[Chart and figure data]
▶

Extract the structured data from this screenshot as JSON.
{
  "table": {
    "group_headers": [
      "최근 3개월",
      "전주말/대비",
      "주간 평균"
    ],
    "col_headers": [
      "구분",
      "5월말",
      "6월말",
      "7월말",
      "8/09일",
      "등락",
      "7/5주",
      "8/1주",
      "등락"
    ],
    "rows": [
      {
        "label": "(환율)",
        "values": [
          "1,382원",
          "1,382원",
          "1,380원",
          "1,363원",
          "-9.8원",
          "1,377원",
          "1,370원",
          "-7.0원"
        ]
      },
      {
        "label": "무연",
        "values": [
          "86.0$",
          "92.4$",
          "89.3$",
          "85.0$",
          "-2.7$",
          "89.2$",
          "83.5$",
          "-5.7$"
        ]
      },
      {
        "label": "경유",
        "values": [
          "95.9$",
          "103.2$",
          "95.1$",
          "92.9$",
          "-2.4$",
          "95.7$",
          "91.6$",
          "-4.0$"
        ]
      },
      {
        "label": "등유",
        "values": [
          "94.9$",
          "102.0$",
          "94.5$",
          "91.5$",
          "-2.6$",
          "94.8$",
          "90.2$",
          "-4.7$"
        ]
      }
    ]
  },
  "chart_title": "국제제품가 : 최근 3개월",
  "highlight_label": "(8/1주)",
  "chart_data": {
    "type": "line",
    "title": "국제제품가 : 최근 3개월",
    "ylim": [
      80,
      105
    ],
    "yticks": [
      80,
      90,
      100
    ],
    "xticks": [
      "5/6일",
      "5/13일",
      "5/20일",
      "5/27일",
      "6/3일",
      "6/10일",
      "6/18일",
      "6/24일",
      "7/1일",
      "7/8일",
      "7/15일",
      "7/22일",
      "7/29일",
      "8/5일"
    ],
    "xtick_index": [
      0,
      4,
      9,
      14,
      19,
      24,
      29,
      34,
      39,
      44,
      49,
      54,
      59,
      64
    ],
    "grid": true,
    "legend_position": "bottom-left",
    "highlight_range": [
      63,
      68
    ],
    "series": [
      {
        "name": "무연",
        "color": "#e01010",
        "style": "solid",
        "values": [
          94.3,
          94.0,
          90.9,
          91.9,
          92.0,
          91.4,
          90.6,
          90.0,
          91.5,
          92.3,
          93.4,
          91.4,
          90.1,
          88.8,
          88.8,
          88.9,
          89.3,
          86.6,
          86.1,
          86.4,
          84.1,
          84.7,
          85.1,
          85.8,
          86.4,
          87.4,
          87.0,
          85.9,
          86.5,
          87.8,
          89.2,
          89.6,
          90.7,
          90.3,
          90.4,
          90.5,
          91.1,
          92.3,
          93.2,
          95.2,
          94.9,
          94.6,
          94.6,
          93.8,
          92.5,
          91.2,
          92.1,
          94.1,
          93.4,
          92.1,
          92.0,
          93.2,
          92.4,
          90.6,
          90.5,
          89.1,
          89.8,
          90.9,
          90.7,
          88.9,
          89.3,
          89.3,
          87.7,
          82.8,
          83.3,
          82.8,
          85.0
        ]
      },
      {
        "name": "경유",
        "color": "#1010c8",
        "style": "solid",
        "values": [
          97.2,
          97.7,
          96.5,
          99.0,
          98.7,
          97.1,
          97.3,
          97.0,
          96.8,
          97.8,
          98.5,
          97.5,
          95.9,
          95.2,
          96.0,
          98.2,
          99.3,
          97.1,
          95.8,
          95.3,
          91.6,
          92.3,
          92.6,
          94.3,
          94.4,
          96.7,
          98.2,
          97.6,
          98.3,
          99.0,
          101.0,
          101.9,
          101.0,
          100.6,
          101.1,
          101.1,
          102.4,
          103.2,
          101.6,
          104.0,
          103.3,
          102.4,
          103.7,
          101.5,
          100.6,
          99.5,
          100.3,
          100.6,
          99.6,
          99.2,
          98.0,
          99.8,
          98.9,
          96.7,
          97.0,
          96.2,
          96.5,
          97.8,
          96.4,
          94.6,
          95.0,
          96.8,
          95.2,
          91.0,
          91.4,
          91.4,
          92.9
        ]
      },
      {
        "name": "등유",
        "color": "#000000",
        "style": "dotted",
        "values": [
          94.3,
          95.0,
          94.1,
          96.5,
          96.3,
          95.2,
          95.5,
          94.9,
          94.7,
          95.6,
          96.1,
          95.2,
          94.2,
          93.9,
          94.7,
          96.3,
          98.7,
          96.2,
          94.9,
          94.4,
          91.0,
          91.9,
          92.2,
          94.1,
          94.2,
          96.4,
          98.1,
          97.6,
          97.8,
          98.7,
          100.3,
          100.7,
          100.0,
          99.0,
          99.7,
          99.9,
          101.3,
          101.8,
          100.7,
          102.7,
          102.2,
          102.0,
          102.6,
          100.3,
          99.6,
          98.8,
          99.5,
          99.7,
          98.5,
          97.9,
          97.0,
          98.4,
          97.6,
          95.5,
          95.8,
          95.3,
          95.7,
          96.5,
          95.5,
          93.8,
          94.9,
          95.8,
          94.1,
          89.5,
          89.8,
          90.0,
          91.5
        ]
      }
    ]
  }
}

◀

TASK REQUIREMENTS: From the data, collect all lines where the string "color" appears.

SOLUTION TO THIS TASK:
        "color": "#e01010",
        "color": "#1010c8",
        "color": "#000000",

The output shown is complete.